Write out the material exactly, without any of its pictures.

───── Records provided

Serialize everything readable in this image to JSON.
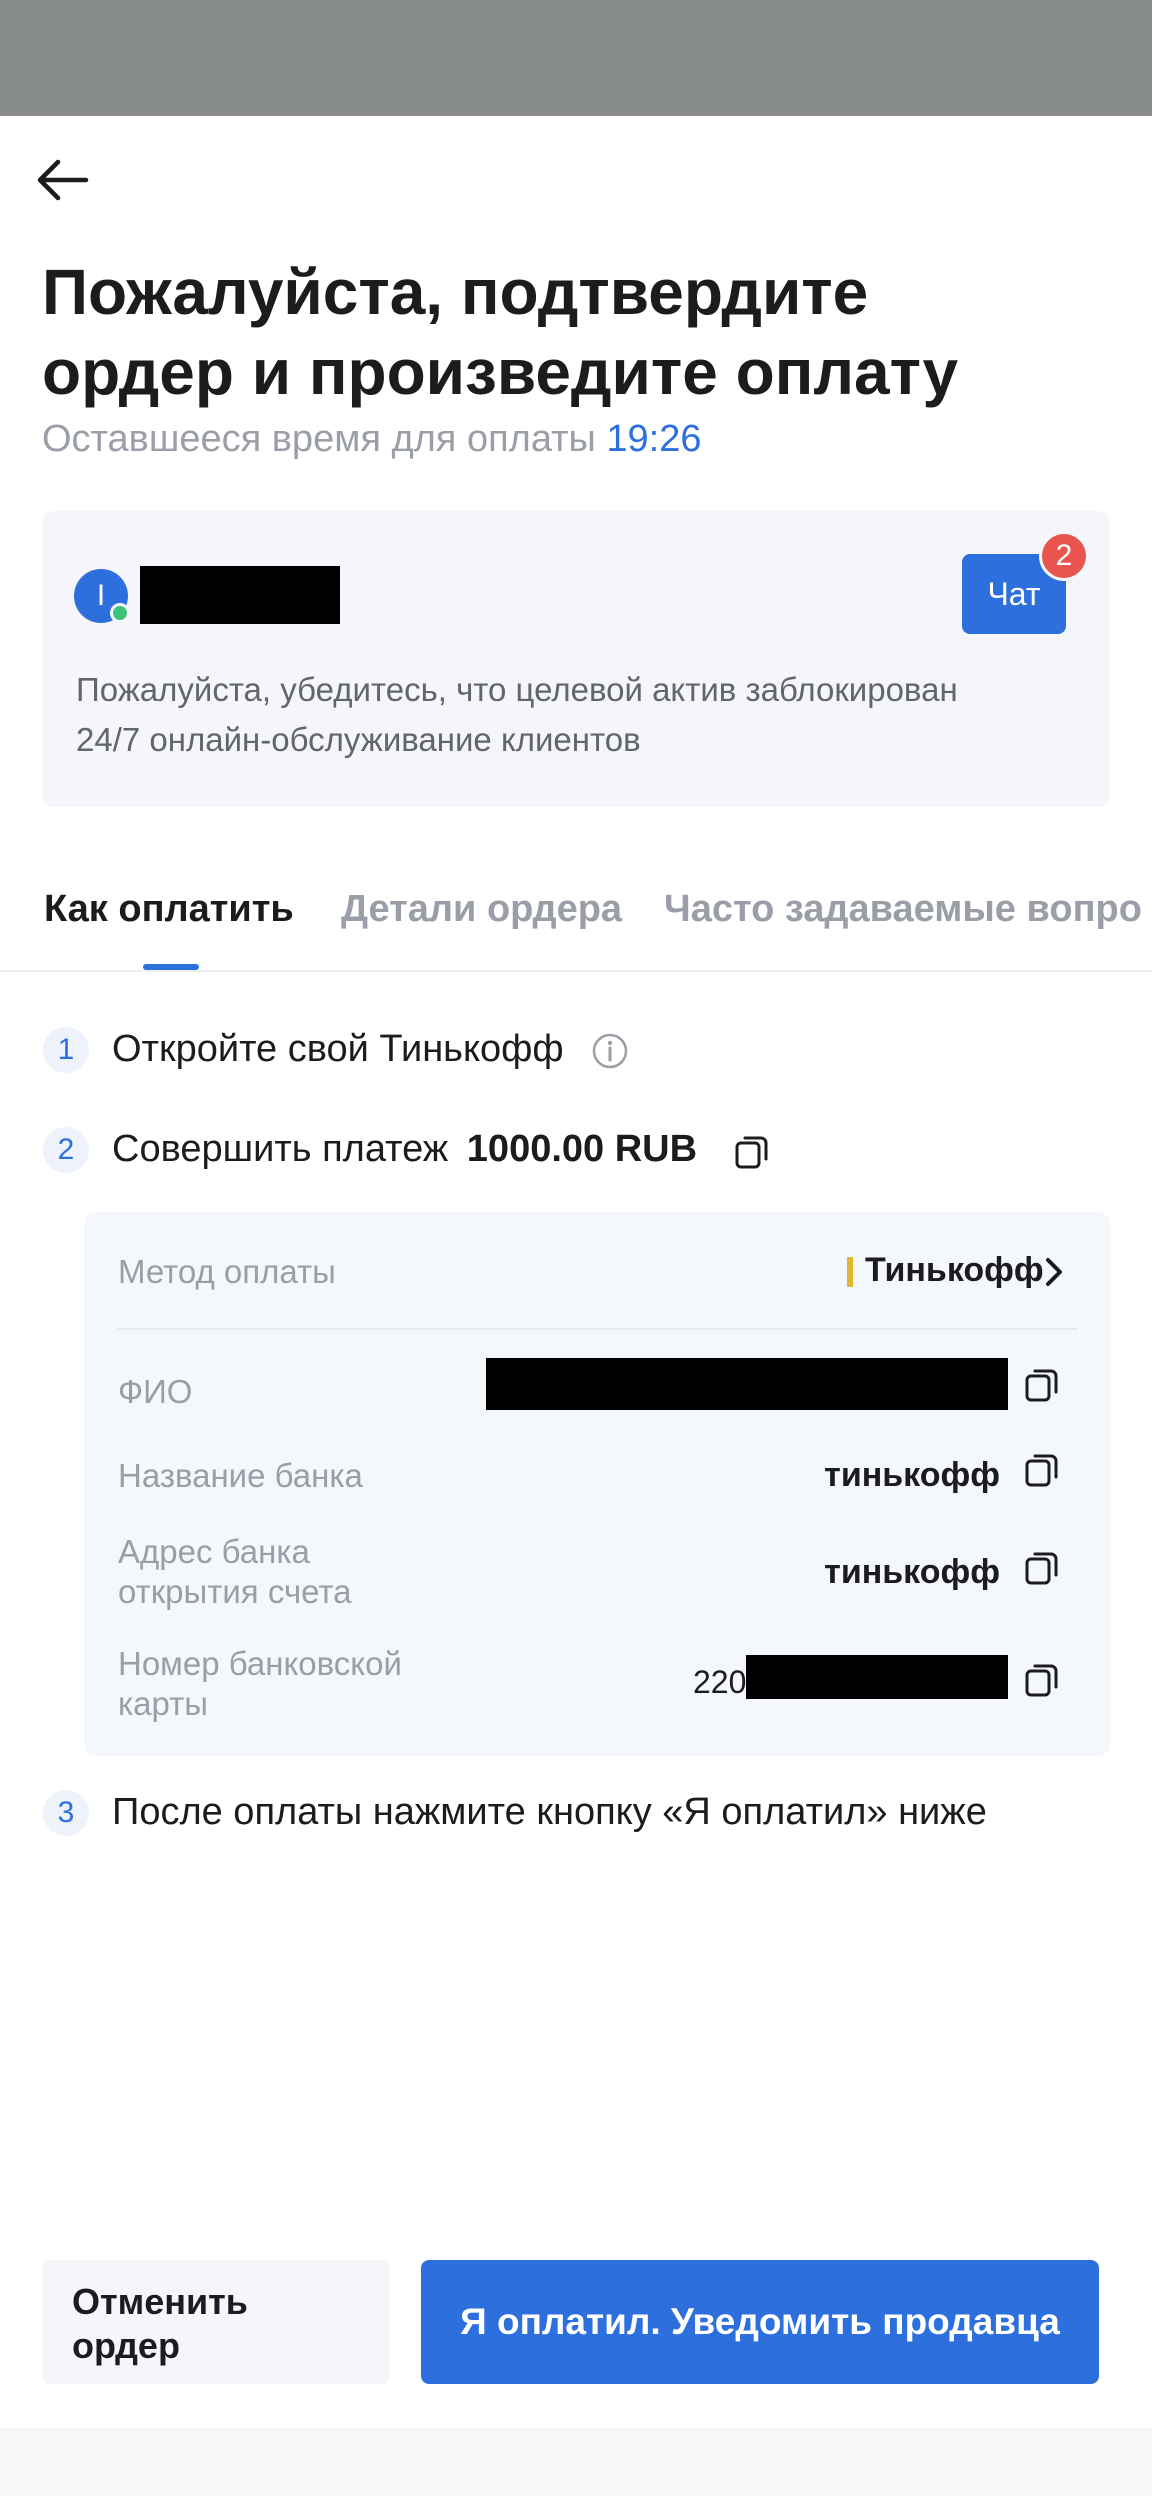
{
  "header": {
    "title_line1": "Пожалуйста, подтвердите",
    "title_line2": "ордер и произведите оплату",
    "timer_label": "Оставшееся время для оплаты",
    "timer_value": "19:26"
  },
  "seller": {
    "avatar_letter": "I",
    "name": "[redacted]",
    "chat_label": "Чат",
    "chat_badge": "2",
    "note_line1": "Пожалуйста, убедитесь, что целевой актив заблокирован",
    "note_line2": "24/7 онлайн-обслуживание клиентов"
  },
  "tabs": [
    {
      "label": "Как оплатить",
      "active": true
    },
    {
      "label": "Детали ордера",
      "active": false
    },
    {
      "label": "Часто задаваемые вопро",
      "active": false
    }
  ],
  "steps": {
    "step1": {
      "num": "1",
      "text": "Откройте свой Тинькофф"
    },
    "step2": {
      "num": "2",
      "text": "Совершить платеж",
      "amount": "1000.00 RUB"
    },
    "step3": {
      "num": "3",
      "text": "После оплаты нажмите кнопку «Я оплатил» ниже"
    }
  },
  "payment_details": {
    "method_label": "Метод оплаты",
    "method_value": "Тинькофф",
    "name_label": "ФИО",
    "name_value": "[redacted]",
    "bank_label": "Название банка",
    "bank_value": "тинькофф",
    "bank_address_label_line1": "Адрес банка",
    "bank_address_label_line2": "открытия счета",
    "bank_address_value": "тинькофф",
    "card_label_line1": "Номер банковской",
    "card_label_line2": "карты",
    "card_prefix": "220",
    "card_hidden": "[redacted]"
  },
  "actions": {
    "cancel_line1": "Отменить",
    "cancel_line2": "ордер",
    "paid_label": "Я оплатил. Уведомить продавца"
  },
  "colors": {
    "accent": "#2e6fde",
    "badge": "#e8544e",
    "method_bar": "#e1b833",
    "status_bar": "#898c8d"
  }
}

──────────

■ Written response:
Serialize everything readable in this image to JSON.
{
  "header": {
    "title_line1": "Пожалуйста, подтвердите",
    "title_line2": "ордер и произведите оплату",
    "timer_label": "Оставшееся время для оплаты",
    "timer_value": "19:26"
  },
  "seller": {
    "avatar_letter": "I",
    "name": "[redacted]",
    "chat_label": "Чат",
    "chat_badge": "2",
    "note_line1": "Пожалуйста, убедитесь, что целевой актив заблокирован",
    "note_line2": "24/7 онлайн-обслуживание клиентов"
  },
  "tabs": [
    {
      "label": "Как оплатить",
      "active": true
    },
    {
      "label": "Детали ордера",
      "active": false
    },
    {
      "label": "Часто задаваемые вопро",
      "active": false
    }
  ],
  "steps": {
    "step1": {
      "num": "1",
      "text": "Откройте свой Тинькофф"
    },
    "step2": {
      "num": "2",
      "text": "Совершить платеж",
      "amount": "1000.00 RUB"
    },
    "step3": {
      "num": "3",
      "text": "После оплаты нажмите кнопку «Я оплатил» ниже"
    }
  },
  "payment_details": {
    "method_label": "Метод оплаты",
    "method_value": "Тинькофф",
    "name_label": "ФИО",
    "name_value": "[redacted]",
    "bank_label": "Название банка",
    "bank_value": "тинькофф",
    "bank_address_label_line1": "Адрес банка",
    "bank_address_label_line2": "открытия счета",
    "bank_address_value": "тинькофф",
    "card_label_line1": "Номер банковской",
    "card_label_line2": "карты",
    "card_prefix": "220",
    "card_hidden": "[redacted]"
  },
  "actions": {
    "cancel_line1": "Отменить",
    "cancel_line2": "ордер",
    "paid_label": "Я оплатил. Уведомить продавца"
  },
  "colors": {
    "accent": "#2e6fde",
    "badge": "#e8544e",
    "method_bar": "#e1b833",
    "status_bar": "#898c8d"
  }
}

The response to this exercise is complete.